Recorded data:
%%
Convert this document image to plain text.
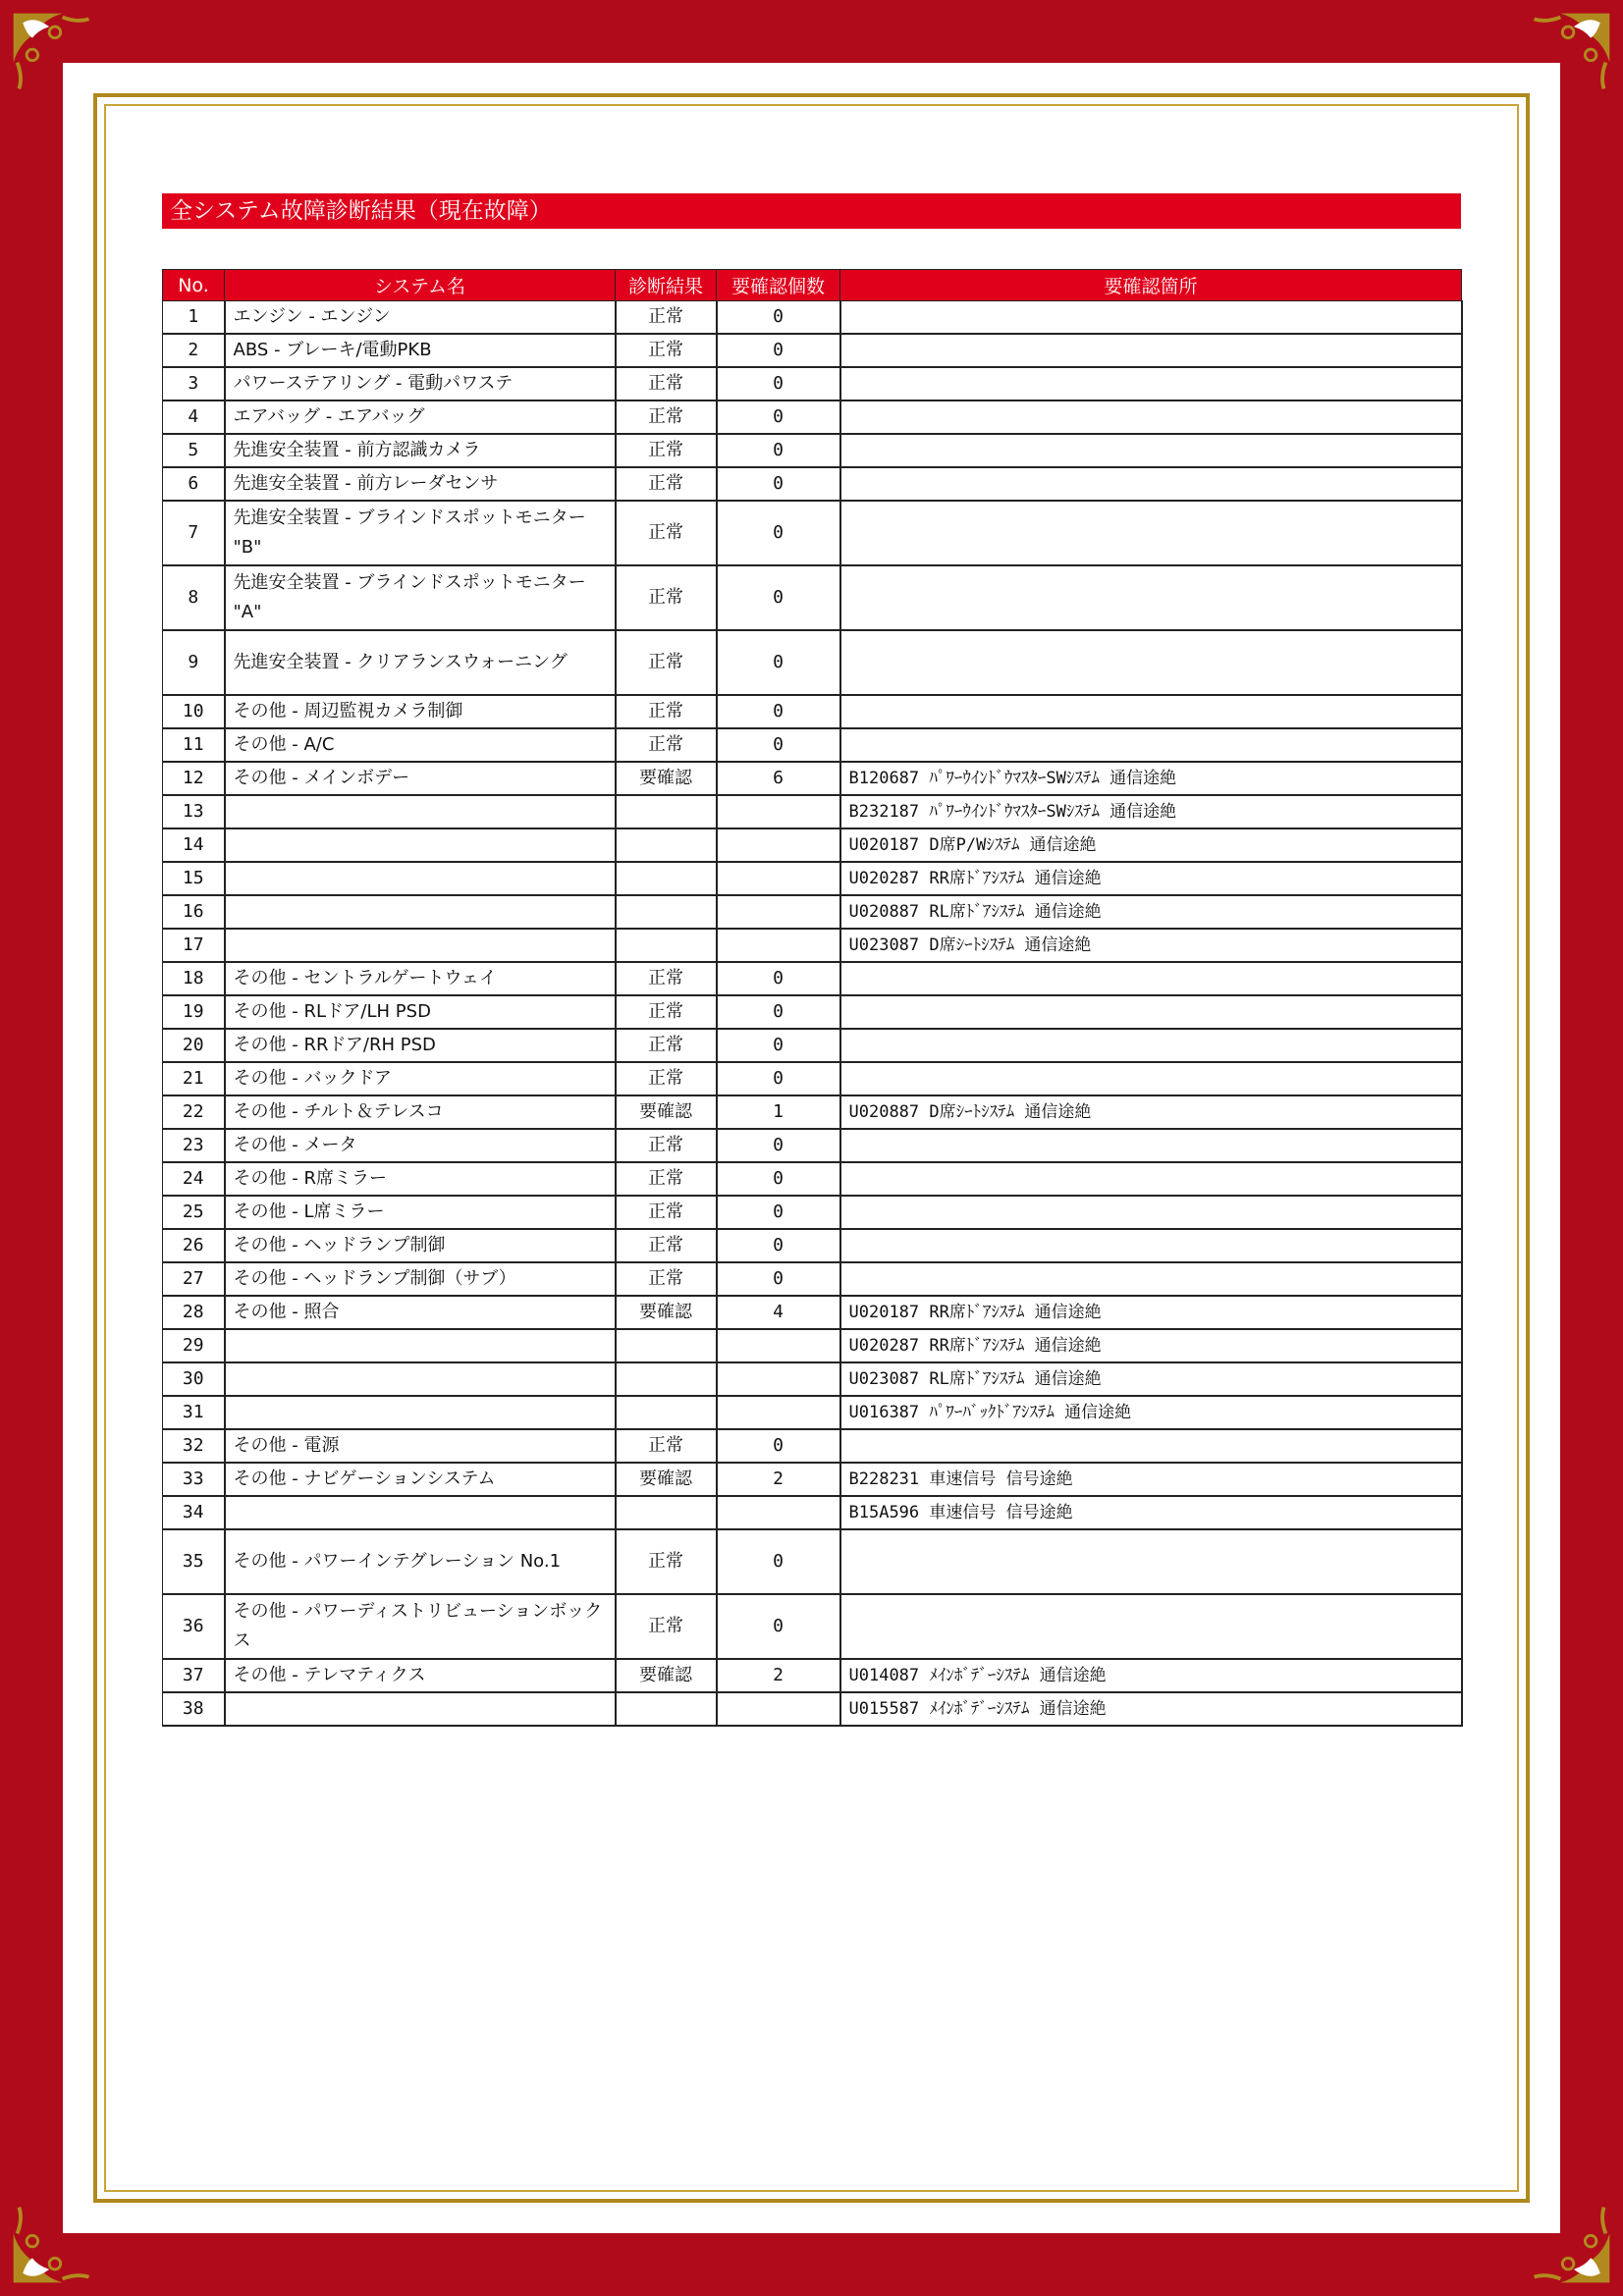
全システム故障診断結果（現在故障）
No.	システム名	診断結果	要確認個数	要確認箇所
1	エンジン - エンジン	正常	0	
2	ABS - ブレーキ/電動PKB	正常	0	
3	パワーステアリング - 電動パワステ	正常	0	
4	エアバッグ - エアバッグ	正常	0	
5	先進安全装置 - 前方認識カメラ	正常	0	
6	先進安全装置 - 前方レーダセンサ	正常	0	
7	先進安全装置 - ブラインドスポットモニター "B"	正常	0	
8	先進安全装置 - ブラインドスポットモニター "A"	正常	0	
9	先進安全装置 - クリアランスウォーニング	正常	0	
10	その他 - 周辺監視カメラ制御	正常	0	
11	その他 - A/C	正常	0	
12	その他 - メインボデー	要確認	6	B120687 ﾊﾟﾜｰｳｲﾝﾄﾞｳﾏｽﾀｰSWｼｽﾃﾑ 通信途絶
13				B232187 ﾊﾟﾜｰｳｲﾝﾄﾞｳﾏｽﾀｰSWｼｽﾃﾑ 通信途絶
14				U020187 D席P/Wｼｽﾃﾑ 通信途絶
15				U020287 RR席ﾄﾞｱｼｽﾃﾑ 通信途絶
16				U020887 RL席ﾄﾞｱｼｽﾃﾑ 通信途絶
17				U023087 D席ｼｰﾄｼｽﾃﾑ 通信途絶
18	その他 - セントラルゲートウェイ	正常	0	
19	その他 - RLドア/LH PSD	正常	0	
20	その他 - RRドア/RH PSD	正常	0	
21	その他 - バックドア	正常	0	
22	その他 - チルト＆テレスコ	要確認	1	U020887 D席ｼｰﾄｼｽﾃﾑ 通信途絶
23	その他 - メータ	正常	0	
24	その他 - R席ミラー	正常	0	
25	その他 - L席ミラー	正常	0	
26	その他 - ヘッドランプ制御	正常	0	
27	その他 - ヘッドランプ制御（サブ）	正常	0	
28	その他 - 照合	要確認	4	U020187 RR席ﾄﾞｱｼｽﾃﾑ 通信途絶
29				U020287 RR席ﾄﾞｱｼｽﾃﾑ 通信途絶
30				U023087 RL席ﾄﾞｱｼｽﾃﾑ 通信途絶
31				U016387 ﾊﾟﾜｰﾊﾞｯｸﾄﾞｱｼｽﾃﾑ 通信途絶
32	その他 - 電源	正常	0	
33	その他 - ナビゲーションシステム	要確認	2	B228231 車速信号 信号途絶
34				B15A596 車速信号 信号途絶
35	その他 - パワーインテグレーション No.1	正常	0	
36	その他 - パワーディストリビューションボックス	正常	0	
37	その他 - テレマティクス	要確認	2	U014087 ﾒｲﾝﾎﾞﾃﾞｰｼｽﾃﾑ 通信途絶
38				U015587 ﾒｲﾝﾎﾞﾃﾞｰｼｽﾃﾑ 通信途絶
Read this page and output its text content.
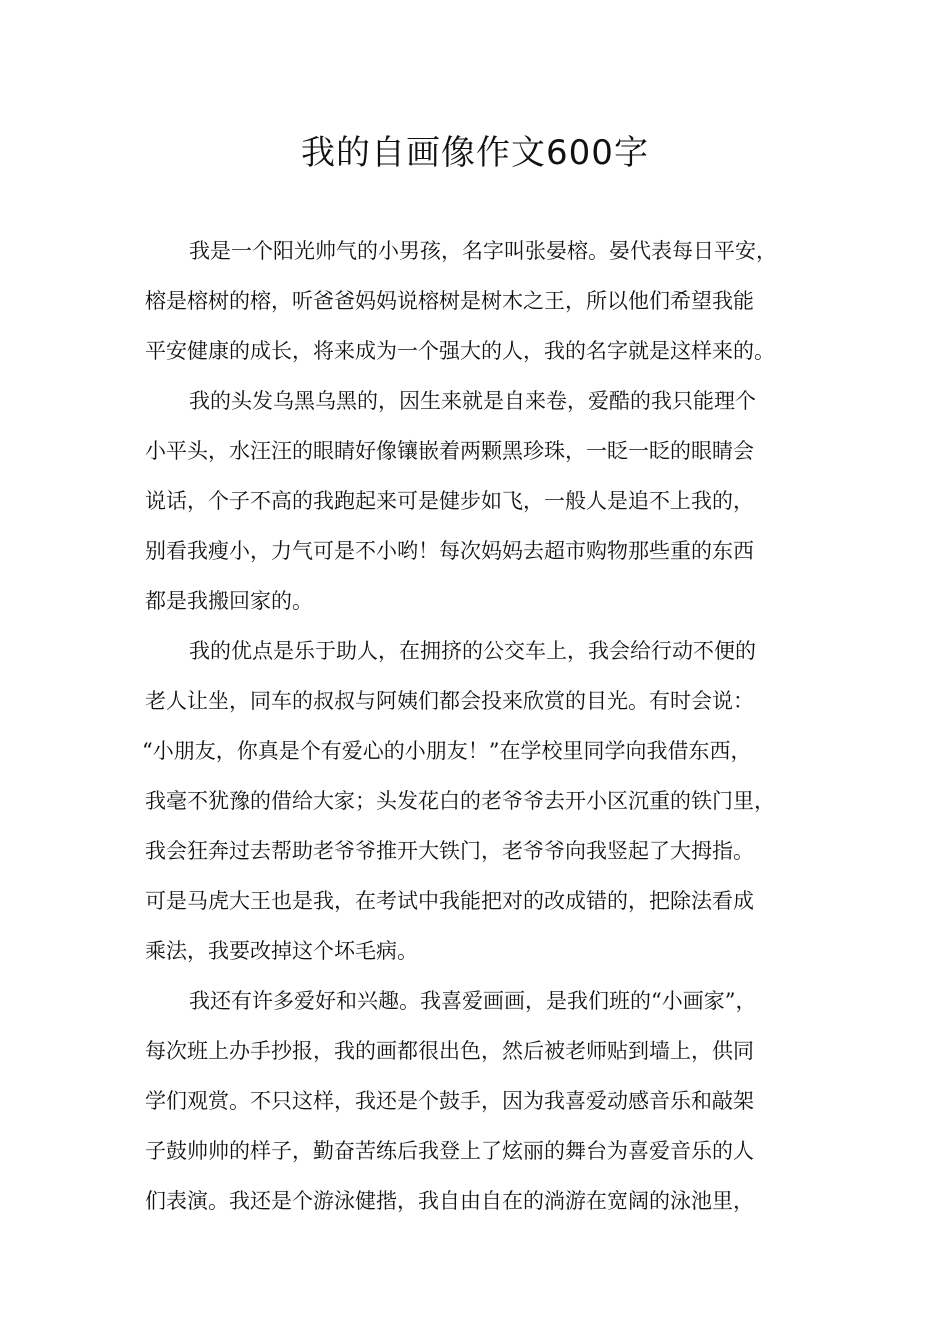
我的自画像作文600字
我是一个阳光帅气的小男孩，名字叫张晏榕。晏代表每日平安，
榕是榕树的榕，听爸爸妈妈说榕树是树木之王，所以他们希望我能
平安健康的成长，将来成为一个强大的人，我的名字就是这样来的。
我的头发乌黑乌黑的，因生来就是自来卷，爱酷的我只能理个
小平头，水汪汪的眼睛好像镶嵌着两颗黑珍珠，一眨一眨的眼睛会
说话，个子不高的我跑起来可是健步如飞，一般人是追不上我的，
别看我瘦小，力气可是不小哟！每次妈妈去超市购物那些重的东西
都是我搬回家的。
我的优点是乐于助人，在拥挤的公交车上，我会给行动不便的
老人让坐，同车的叔叔与阿姨们都会投来欣赏的目光。有时会说：
“小朋友，你真是个有爱心的小朋友！”在学校里同学向我借东西，
我毫不犹豫的借给大家；头发花白的老爷爷去开小区沉重的铁门里，
我会狂奔过去帮助老爷爷推开大铁门，老爷爷向我竖起了大拇指。
可是马虎大王也是我，在考试中我能把对的改成错的，把除法看成
乘法，我要改掉这个坏毛病。
我还有许多爱好和兴趣。我喜爱画画，是我们班的“小画家”，
每次班上办手抄报，我的画都很出色，然后被老师贴到墙上，供同
学们观赏。不只这样，我还是个鼓手，因为我喜爱动感音乐和敲架
子鼓帅帅的样子，勤奋苦练后我登上了炫丽的舞台为喜爱音乐的人
们表演。我还是个游泳健揩，我自由自在的淌游在宽阔的泳池里，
%%
### TASK TO CARRY OUT
Skip the pictures, then retype every line above exactly.

### THE RESULT
Convert this document image to plain text.
全システム故障診断結果（現在故障）
No.	システム名	診断結果	要確認個数	要確認箇所
1	エンジン - エンジン	正常	0	
2	ABS - ブレーキ/電動PKB	正常	0	
3	パワーステアリング - 電動パワステ	正常	0	
4	エアバッグ - エアバッグ	正常	0	
5	先進安全装置 - 前方認識カメラ	正常	0	
6	先進安全装置 - 前方レーダセンサ	正常	0	
7	先進安全装置 - ブラインドスポットモニター "B"	正常	0	
8	先進安全装置 - ブラインドスポットモニター "A"	正常	0	
9	先進安全装置 - クリアランスウォーニング	正常	0	
10	その他 - 周辺監視カメラ制御	正常	0	
11	その他 - A/C	正常	0	
12	その他 - メインボデー	要確認	6	B120687 ﾊﾟﾜｰｳｲﾝﾄﾞｳﾏｽﾀｰSWｼｽﾃﾑ 通信途絶
13				B232187 ﾊﾟﾜｰｳｲﾝﾄﾞｳﾏｽﾀｰSWｼｽﾃﾑ 通信途絶
14				U020187 D席P/Wｼｽﾃﾑ 通信途絶
15				U020287 RR席ﾄﾞｱｼｽﾃﾑ 通信途絶
16				U020887 RL席ﾄﾞｱｼｽﾃﾑ 通信途絶
17				U023087 D席ｼｰﾄｼｽﾃﾑ 通信途絶
18	その他 - セントラルゲートウェイ	正常	0	
19	その他 - RLドア/LH PSD	正常	0	
20	その他 - RRドア/RH PSD	正常	0	
21	その他 - バックドア	正常	0	
22	その他 - チルト＆テレスコ	要確認	1	U020887 D席ｼｰﾄｼｽﾃﾑ 通信途絶
23	その他 - メータ	正常	0	
24	その他 - R席ミラー	正常	0	
25	その他 - L席ミラー	正常	0	
26	その他 - ヘッドランプ制御	正常	0	
27	その他 - ヘッドランプ制御（サブ）	正常	0	
28	その他 - 照合	要確認	4	U020187 RR席ﾄﾞｱｼｽﾃﾑ 通信途絶
29				U020287 RR席ﾄﾞｱｼｽﾃﾑ 通信途絶
30				U023087 RL席ﾄﾞｱｼｽﾃﾑ 通信途絶
31				U016387 ﾊﾟﾜｰﾊﾞｯｸﾄﾞｱｼｽﾃﾑ 通信途絶
32	その他 - 電源	正常	0	
33	その他 - ナビゲーションシステム	要確認	2	B228231 車速信号 信号途絶
34				B15A596 車速信号 信号途絶
35	その他 - パワーインテグレーション No.1	正常	0	
36	その他 - パワーディストリビューションボックス	正常	0	
37	その他 - テレマティクス	要確認	2	U014087 ﾒｲﾝﾎﾞﾃﾞｰｼｽﾃﾑ 通信途絶
38				U015587 ﾒｲﾝﾎﾞﾃﾞｰｼｽﾃﾑ 通信途絶
Read this page and output its text content.
我的自画像作文600字
我是一个阳光帅气的小男孩，名字叫张晏榕。晏代表每日平安，
榕是榕树的榕，听爸爸妈妈说榕树是树木之王，所以他们希望我能
平安健康的成长，将来成为一个强大的人，我的名字就是这样来的。
我的头发乌黑乌黑的，因生来就是自来卷，爱酷的我只能理个
小平头，水汪汪的眼睛好像镶嵌着两颗黑珍珠，一眨一眨的眼睛会
说话，个子不高的我跑起来可是健步如飞，一般人是追不上我的，
别看我瘦小，力气可是不小哟！每次妈妈去超市购物那些重的东西
都是我搬回家的。
我的优点是乐于助人，在拥挤的公交车上，我会给行动不便的
老人让坐，同车的叔叔与阿姨们都会投来欣赏的目光。有时会说：
“小朋友，你真是个有爱心的小朋友！”在学校里同学向我借东西，
我毫不犹豫的借给大家；头发花白的老爷爷去开小区沉重的铁门里，
我会狂奔过去帮助老爷爷推开大铁门，老爷爷向我竖起了大拇指。
可是马虎大王也是我，在考试中我能把对的改成错的，把除法看成
乘法，我要改掉这个坏毛病。
我还有许多爱好和兴趣。我喜爱画画，是我们班的“小画家”，
每次班上办手抄报，我的画都很出色，然后被老师贴到墙上，供同
学们观赏。不只这样，我还是个鼓手，因为我喜爱动感音乐和敲架
子鼓帅帅的样子，勤奋苦练后我登上了炫丽的舞台为喜爱音乐的人
们表演。我还是个游泳健揩，我自由自在的淌游在宽阔的泳池里，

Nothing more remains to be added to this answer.